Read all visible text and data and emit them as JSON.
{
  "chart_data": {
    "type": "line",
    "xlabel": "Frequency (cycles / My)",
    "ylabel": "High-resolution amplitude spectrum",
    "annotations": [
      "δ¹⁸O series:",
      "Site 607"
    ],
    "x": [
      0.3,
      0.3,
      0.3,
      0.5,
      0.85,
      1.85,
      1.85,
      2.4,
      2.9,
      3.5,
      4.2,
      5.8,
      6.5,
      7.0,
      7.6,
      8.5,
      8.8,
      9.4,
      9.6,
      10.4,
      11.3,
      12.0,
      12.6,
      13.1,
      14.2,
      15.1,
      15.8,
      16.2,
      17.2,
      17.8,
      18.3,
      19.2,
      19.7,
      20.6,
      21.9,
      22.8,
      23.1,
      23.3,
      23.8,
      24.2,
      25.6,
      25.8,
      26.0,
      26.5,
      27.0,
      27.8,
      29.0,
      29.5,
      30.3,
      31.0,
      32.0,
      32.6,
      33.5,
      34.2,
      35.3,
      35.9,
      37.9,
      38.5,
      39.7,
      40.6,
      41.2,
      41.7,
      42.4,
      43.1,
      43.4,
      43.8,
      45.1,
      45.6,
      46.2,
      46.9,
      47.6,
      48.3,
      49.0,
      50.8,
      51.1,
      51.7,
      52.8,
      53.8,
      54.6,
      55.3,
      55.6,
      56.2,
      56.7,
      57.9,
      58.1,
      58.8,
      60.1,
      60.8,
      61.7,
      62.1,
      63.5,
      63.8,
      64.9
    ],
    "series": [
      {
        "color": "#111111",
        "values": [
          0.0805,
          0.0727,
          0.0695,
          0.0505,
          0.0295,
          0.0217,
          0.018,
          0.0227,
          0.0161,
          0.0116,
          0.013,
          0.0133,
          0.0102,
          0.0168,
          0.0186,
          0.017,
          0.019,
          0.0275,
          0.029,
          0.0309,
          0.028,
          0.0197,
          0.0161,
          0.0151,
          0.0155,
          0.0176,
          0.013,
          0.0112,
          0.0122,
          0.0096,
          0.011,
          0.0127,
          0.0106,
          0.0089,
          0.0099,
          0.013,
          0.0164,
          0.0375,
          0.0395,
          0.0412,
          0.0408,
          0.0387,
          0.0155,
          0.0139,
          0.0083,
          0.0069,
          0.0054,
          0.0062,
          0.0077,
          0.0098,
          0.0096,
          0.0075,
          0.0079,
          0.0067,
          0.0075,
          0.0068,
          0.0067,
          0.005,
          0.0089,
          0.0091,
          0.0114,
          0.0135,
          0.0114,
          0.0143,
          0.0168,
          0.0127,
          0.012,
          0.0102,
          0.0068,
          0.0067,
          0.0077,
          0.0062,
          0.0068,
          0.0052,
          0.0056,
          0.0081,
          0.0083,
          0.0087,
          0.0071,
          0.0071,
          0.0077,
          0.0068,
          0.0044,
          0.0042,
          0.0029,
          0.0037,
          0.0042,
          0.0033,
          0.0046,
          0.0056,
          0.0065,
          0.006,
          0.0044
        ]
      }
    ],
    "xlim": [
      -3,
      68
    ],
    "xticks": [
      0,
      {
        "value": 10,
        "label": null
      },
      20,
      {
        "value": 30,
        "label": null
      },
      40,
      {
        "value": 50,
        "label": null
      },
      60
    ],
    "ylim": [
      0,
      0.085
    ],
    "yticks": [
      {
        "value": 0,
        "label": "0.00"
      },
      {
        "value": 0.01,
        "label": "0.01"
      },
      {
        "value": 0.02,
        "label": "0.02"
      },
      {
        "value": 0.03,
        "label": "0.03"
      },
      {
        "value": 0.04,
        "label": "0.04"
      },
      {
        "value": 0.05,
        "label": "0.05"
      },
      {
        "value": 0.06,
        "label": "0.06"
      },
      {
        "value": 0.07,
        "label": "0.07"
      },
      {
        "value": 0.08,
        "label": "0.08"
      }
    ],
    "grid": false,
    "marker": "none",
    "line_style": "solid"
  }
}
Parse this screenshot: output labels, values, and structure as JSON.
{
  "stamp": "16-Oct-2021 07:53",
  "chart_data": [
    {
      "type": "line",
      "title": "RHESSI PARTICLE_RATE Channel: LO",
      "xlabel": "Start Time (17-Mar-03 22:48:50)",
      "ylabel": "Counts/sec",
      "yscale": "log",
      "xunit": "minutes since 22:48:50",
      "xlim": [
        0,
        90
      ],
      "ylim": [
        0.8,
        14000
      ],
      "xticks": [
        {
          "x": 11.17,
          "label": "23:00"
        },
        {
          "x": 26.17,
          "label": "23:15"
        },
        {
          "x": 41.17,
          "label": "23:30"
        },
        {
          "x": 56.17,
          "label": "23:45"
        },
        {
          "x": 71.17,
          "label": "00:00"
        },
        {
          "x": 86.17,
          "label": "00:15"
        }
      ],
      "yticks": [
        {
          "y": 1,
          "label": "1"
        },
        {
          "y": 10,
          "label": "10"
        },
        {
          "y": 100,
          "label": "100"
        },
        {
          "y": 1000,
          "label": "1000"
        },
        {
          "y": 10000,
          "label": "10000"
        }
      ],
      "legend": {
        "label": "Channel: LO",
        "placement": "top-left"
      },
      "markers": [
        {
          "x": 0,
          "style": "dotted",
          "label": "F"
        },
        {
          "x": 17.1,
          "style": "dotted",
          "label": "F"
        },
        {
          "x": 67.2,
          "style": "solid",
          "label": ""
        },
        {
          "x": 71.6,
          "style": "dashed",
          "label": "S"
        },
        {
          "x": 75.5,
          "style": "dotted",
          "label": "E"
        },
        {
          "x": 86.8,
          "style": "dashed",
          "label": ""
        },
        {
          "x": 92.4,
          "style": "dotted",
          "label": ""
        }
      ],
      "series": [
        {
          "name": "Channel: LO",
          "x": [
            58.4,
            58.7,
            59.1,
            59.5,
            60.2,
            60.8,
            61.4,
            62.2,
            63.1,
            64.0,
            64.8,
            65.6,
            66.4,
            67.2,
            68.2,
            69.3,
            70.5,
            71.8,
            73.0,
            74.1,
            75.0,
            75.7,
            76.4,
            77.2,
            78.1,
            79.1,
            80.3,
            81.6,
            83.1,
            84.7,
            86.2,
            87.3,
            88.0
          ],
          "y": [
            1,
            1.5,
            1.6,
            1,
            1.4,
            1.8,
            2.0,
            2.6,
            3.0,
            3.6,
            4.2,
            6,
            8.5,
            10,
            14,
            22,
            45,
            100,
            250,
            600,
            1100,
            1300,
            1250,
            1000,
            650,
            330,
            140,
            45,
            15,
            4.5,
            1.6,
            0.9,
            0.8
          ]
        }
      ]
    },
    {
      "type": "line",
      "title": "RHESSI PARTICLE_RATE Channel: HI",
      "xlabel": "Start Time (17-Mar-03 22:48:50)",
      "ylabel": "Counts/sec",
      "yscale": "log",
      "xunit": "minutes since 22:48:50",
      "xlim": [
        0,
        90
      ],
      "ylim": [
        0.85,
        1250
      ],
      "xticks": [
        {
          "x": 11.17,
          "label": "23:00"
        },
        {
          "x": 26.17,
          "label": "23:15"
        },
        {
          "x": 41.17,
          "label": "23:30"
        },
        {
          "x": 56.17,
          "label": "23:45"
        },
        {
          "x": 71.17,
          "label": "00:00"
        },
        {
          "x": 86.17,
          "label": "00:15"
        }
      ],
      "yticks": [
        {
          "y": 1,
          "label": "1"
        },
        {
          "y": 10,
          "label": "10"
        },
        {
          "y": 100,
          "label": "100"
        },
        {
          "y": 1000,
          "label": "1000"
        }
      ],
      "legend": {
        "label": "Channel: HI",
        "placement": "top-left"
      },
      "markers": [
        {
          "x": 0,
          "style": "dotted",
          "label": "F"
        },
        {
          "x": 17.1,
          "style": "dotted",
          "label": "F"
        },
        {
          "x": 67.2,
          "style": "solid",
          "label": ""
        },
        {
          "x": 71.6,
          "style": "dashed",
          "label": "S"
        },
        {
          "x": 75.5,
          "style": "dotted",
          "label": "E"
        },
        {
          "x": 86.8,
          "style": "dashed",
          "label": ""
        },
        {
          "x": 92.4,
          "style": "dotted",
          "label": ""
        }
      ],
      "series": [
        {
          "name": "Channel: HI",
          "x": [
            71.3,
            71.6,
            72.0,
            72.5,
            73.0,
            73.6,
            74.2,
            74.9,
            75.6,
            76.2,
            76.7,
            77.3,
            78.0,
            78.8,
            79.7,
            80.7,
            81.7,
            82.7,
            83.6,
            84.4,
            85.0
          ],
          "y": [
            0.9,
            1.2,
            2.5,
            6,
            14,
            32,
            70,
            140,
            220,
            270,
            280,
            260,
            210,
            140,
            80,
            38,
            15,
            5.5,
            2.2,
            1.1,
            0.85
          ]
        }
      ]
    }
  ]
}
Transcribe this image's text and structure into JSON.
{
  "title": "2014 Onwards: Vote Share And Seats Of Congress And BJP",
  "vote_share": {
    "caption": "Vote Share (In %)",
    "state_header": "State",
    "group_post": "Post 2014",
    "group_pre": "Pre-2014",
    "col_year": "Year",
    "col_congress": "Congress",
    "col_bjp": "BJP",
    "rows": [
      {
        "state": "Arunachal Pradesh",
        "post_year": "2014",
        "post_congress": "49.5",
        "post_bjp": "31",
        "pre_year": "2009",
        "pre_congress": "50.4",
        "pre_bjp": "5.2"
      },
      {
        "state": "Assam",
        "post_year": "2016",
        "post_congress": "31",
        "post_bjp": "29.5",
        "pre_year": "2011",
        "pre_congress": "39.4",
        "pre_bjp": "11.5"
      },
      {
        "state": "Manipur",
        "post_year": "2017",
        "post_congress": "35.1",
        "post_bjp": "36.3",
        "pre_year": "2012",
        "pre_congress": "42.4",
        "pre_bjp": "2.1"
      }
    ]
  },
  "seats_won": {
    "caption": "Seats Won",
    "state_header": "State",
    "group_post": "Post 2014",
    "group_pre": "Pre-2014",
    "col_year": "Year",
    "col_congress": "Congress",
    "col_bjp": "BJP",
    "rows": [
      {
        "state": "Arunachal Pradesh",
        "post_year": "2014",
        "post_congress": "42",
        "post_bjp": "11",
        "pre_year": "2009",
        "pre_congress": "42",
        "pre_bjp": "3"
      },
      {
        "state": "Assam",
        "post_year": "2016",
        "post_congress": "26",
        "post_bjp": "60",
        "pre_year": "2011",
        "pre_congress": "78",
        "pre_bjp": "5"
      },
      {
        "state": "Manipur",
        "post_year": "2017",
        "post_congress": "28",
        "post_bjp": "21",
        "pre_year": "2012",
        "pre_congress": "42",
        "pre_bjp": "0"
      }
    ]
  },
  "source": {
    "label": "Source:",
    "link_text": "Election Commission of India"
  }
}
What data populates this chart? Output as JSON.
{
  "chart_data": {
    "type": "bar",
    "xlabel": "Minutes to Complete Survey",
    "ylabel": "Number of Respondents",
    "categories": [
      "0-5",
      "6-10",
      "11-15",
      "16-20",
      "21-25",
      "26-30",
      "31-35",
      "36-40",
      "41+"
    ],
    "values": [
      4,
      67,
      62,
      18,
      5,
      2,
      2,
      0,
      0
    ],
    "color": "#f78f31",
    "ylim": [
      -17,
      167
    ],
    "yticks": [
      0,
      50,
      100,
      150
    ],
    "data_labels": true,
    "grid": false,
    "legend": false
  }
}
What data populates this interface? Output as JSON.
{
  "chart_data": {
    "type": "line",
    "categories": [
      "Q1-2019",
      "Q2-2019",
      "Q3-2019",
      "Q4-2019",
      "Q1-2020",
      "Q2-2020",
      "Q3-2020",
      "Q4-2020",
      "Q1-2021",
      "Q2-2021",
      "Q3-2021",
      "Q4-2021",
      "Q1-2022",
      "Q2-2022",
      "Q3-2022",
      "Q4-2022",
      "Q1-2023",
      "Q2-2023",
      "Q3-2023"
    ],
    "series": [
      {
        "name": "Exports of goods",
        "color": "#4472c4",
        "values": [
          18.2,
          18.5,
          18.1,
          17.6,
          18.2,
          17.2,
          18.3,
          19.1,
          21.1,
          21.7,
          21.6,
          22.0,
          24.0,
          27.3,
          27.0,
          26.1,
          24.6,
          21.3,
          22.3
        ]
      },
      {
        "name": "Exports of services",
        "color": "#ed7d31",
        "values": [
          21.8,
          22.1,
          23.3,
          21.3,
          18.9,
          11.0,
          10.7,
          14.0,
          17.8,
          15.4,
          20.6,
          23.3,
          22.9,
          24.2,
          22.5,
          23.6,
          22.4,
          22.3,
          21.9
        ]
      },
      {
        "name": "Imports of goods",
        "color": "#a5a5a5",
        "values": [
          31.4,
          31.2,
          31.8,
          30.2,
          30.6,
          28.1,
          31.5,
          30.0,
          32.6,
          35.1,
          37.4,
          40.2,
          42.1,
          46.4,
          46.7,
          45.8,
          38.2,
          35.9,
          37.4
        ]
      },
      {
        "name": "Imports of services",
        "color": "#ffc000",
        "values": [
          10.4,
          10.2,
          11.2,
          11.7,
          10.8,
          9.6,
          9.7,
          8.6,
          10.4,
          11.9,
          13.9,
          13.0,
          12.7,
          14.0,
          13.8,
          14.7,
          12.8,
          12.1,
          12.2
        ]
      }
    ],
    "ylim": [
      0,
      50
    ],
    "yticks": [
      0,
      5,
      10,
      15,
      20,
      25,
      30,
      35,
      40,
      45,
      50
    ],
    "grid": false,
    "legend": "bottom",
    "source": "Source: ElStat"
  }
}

SHORT TASK:
Check each line of the entries above, and show every one holding the word "populates".

RESPONSE TO THE EXERCISE:
What data populates this chart? Output as JSON.
What data populates this interface? Output as JSON.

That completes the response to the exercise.